** Start of DATA FOR THIS EXERCISE **

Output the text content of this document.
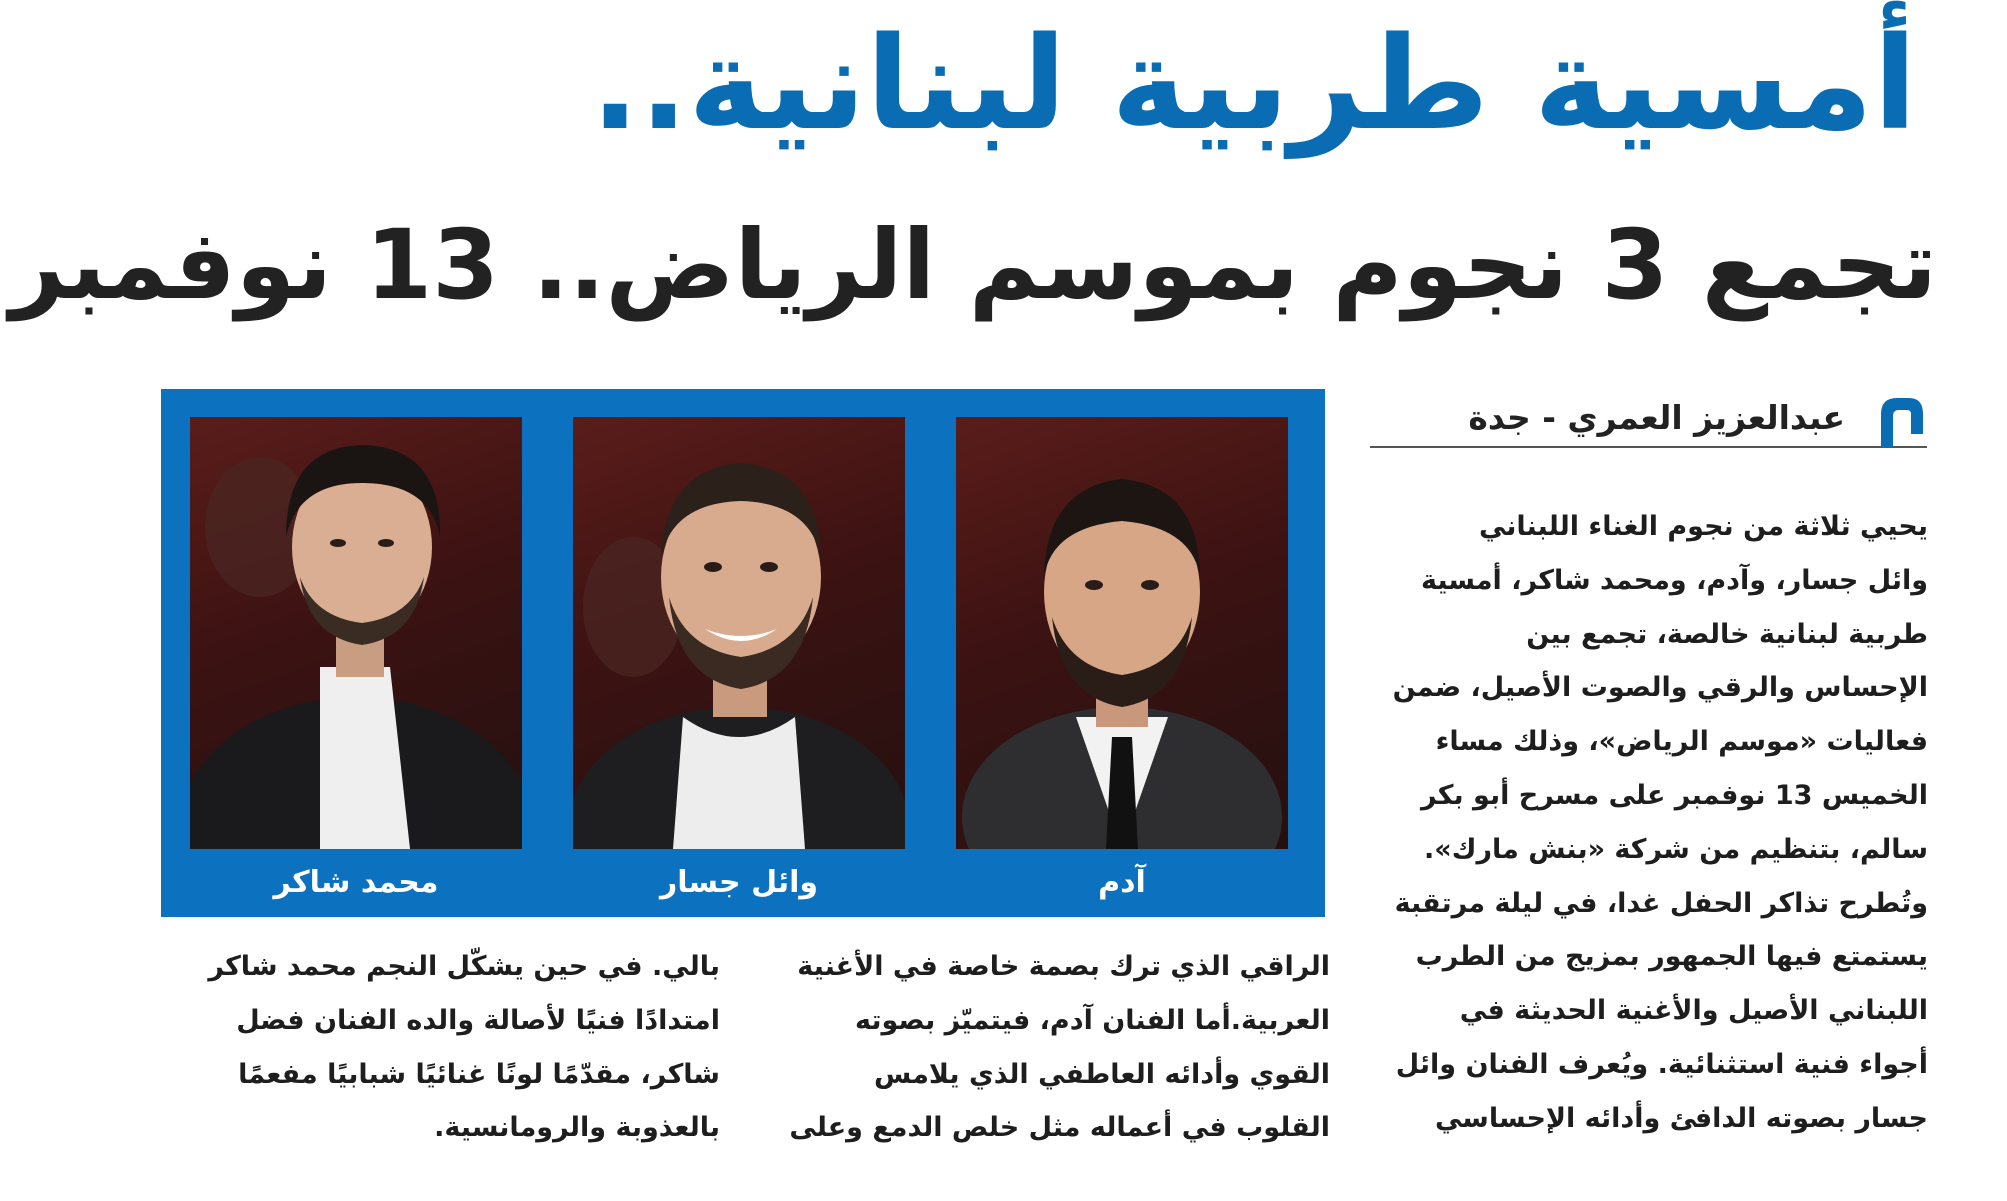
أمسية طربية لبنانية..
تجمع 3 نجوم بموسم الرياض.. 13 نوفمبر
عبدالعزيز العمري - جدة
آدم
وائل جسار
محمد شاكر

يحيي ثلاثة من نجوم الغناء اللبناني

وائل جسار، وآدم، ومحمد شاكر، أمسية

طربية لبنانية خالصة، تجمع بين

الإحساس والرقي والصوت الأصيل، ضمن

فعاليات «موسم الرياض»، وذلك مساء

الخميس 13 نوفمبر على مسرح أبو بكر

سالم، بتنظيم من شركة «بنش مارك».

وتُطرح تذاكر الحفل غدا، في ليلة مرتقبة

يستمتع فيها الجمهور بمزيج من الطرب

اللبناني الأصيل والأغنية الحديثة في

أجواء فنية استثنائية. ويُعرف الفنان وائل

جسار بصوته الدافئ وأدائه الإحساسي

الراقي الذي ترك بصمة خاصة في الأغنية

العربية.أما الفنان آدم، فيتميّز بصوته

القوي وأدائه العاطفي الذي يلامس

القلوب في أعماله مثل خلص الدمع وعلى

بالي. في حين يشكّل النجم محمد شاكر

امتدادًا فنيًا لأصالة والده الفنان فضل

شاكر، مقدّمًا لونًا غنائيًا شبابيًا مفعمًا

بالعذوبة والرومانسية.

** End of DATA FOR THIS EXERCISE **

= DIRECTIVE =
Each line above that holds the string "وائل" should be copied and shown.

= EXPECTED ANSWER =
وائل جسار
وائل جسار، وآدم، ومحمد شاكر، أمسية
أجواء فنية استثنائية. ويُعرف الفنان وائل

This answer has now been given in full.